Document excerpt:
TRINITY — Leaders at Mitchell High School knew they had to improve the ninth grade.
As a general rule, ninth-graders had the school's poorest attendance rate and highest level of discipline referrals. Only seven in 10 freshmen earned enough credits their first semester to be on track for an on-time graduation.
High school success needs to begin in the ninth grade, assistant principal Angie Murphy said.
Enter Mustang U.
After more than a year of planning, Mitchell introduced its ninth-grade academy last fall to combat the problems that made it difficult for some of its youngest students to make it across the stage four years later. Some key features include senior mentors, added guidance counseling, in-school study halls and tutoring, and community building activities such as freshman-only lunches and assemblies.
It's not all been wildly popular. Many of the teens complain, for instance, that they feel secluded from the rest of the student body.
But the effort has been working, if you go by the piles of data that the school has been collecting. Among the first semester highlights:
• 98 percent of ninth-graders had fewer than 10 days absent, the highest attendance rate of all grade levels.

Material supplied:
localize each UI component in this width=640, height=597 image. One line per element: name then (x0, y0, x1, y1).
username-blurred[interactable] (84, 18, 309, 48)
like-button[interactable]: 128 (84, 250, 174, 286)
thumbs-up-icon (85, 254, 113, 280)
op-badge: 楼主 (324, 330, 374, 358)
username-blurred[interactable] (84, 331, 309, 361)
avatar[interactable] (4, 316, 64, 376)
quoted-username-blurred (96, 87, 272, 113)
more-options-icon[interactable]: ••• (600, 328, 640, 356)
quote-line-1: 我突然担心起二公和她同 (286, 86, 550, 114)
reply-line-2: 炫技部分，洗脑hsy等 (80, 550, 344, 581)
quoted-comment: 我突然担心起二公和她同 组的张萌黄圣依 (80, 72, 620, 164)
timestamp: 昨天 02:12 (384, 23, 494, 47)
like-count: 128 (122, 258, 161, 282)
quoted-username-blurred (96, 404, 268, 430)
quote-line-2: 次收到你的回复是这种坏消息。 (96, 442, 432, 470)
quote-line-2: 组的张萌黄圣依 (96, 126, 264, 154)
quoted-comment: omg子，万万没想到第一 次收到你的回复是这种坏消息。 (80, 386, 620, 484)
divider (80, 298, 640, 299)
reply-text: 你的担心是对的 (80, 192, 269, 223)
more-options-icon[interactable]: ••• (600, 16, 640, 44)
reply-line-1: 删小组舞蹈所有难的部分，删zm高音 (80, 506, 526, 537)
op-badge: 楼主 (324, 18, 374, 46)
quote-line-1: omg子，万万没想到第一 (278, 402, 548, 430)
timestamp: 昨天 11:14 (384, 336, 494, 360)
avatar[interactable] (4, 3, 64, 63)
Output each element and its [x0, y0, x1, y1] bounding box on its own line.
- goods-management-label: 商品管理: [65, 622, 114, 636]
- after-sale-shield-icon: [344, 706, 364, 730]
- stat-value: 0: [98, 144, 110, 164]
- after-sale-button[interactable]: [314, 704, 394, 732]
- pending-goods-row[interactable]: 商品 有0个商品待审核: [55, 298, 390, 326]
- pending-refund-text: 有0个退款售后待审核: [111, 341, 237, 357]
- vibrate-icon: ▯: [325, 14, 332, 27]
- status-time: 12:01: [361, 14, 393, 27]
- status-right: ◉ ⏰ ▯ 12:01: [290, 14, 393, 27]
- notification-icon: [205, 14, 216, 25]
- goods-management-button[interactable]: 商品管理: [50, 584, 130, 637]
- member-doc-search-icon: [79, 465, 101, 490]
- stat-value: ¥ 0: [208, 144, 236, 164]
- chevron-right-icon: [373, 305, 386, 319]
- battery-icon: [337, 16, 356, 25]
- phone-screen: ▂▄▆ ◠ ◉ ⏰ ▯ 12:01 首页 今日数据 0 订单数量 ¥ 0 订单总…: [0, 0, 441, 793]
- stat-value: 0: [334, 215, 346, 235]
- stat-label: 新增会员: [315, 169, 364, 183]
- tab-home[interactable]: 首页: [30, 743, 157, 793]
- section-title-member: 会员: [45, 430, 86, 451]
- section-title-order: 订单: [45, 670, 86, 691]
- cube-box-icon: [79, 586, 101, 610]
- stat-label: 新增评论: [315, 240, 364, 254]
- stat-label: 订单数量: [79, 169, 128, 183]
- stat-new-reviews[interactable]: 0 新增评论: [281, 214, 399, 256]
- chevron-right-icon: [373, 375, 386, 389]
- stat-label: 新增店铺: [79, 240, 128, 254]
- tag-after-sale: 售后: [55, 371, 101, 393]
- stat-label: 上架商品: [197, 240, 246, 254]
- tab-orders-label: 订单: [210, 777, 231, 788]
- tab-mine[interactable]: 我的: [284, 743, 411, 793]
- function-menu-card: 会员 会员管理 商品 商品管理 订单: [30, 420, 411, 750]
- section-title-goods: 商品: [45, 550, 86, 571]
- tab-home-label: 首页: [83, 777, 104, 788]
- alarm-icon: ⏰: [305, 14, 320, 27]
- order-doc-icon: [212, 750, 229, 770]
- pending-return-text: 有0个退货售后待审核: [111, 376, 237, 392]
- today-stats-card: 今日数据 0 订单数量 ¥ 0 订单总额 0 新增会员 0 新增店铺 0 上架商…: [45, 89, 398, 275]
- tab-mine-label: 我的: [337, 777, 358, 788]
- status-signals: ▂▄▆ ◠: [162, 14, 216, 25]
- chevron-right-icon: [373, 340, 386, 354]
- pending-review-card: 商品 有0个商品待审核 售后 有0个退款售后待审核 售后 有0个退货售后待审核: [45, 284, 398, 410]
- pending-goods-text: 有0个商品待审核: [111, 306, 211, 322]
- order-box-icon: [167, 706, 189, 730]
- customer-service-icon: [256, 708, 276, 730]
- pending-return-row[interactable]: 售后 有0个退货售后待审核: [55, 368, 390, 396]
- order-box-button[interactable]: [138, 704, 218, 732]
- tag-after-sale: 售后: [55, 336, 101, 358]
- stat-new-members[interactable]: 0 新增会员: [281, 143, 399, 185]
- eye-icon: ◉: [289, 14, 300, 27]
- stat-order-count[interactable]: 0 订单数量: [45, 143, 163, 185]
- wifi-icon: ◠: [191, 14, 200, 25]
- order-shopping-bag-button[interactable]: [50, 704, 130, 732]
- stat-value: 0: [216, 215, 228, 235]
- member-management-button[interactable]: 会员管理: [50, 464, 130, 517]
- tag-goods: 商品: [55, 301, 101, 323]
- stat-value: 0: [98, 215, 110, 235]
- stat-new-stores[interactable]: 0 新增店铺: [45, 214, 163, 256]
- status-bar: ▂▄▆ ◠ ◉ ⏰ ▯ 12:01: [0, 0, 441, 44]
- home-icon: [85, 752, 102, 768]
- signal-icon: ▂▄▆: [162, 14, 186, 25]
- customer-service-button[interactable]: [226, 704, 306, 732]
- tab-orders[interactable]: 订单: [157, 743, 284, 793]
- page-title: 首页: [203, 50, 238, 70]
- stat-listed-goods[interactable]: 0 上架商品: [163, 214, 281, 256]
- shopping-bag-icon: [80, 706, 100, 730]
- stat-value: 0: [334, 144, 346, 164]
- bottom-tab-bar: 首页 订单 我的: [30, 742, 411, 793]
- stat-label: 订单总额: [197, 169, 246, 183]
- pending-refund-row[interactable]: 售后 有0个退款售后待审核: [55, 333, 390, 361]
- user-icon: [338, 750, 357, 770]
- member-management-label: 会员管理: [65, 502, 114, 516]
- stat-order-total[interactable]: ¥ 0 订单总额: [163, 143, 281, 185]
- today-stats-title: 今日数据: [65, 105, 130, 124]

Written instruction: Extend the article on Mitchell High School's ninth-grade academy, starting right after its last sentence.

Exercise response:
• 85 percent of ninth-graders earned 3 credits (on pace for an on-time graduation), with another 9 percent earning 2.5 credits.
• 217 discipline incidents involved ninth- graders, a decrease of 37 percent from a year earlier.
• 43 percent of all ninth-graders enrolled in World History honors, with more ninth-graders in honors-level courses overall than in 2008-09.
The freshmen even came in second this year during homecoming competitions, something generally unheard of at Mitchell and most other high schools.
"It's just amazing how we've equipped them to be more prepared … rather than saying, 'Welcome to Mitchell. Good luck,' " said Jill Cortier, a science team leader who helped plan the program.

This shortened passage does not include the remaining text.